[Stored records]
____________
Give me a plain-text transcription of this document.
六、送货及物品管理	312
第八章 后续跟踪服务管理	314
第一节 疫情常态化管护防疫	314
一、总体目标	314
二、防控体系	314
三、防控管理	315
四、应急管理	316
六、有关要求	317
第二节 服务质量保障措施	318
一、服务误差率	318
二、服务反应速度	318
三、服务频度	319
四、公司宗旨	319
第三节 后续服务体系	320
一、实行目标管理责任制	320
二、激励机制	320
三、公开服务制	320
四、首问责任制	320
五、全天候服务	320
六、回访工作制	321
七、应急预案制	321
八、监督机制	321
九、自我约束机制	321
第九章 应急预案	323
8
____________
### WHAT IS EXPECTED
What do the records say? Quote them all exactly.

### CORRECT OUTPUT
Give me a plain-text transcription of this document.
六、送货及物品管理	312
第八章 后续跟踪服务管理	314
第一节 疫情常态化管护防疫	314
一、总体目标	314
二、防控体系	314
三、防控管理	315
四、应急管理	316
六、有关要求	317
第二节 服务质量保障措施	318
一、服务误差率	318
二、服务反应速度	318
三、服务频度	319
四、公司宗旨	319
第三节 后续服务体系	320
一、实行目标管理责任制	320
二、激励机制	320
三、公开服务制	320
四、首问责任制	320
五、全天候服务	320
六、回访工作制	321
七、应急预案制	321
八、监督机制	321
九、自我约束机制	321
第九章 应急预案	323
8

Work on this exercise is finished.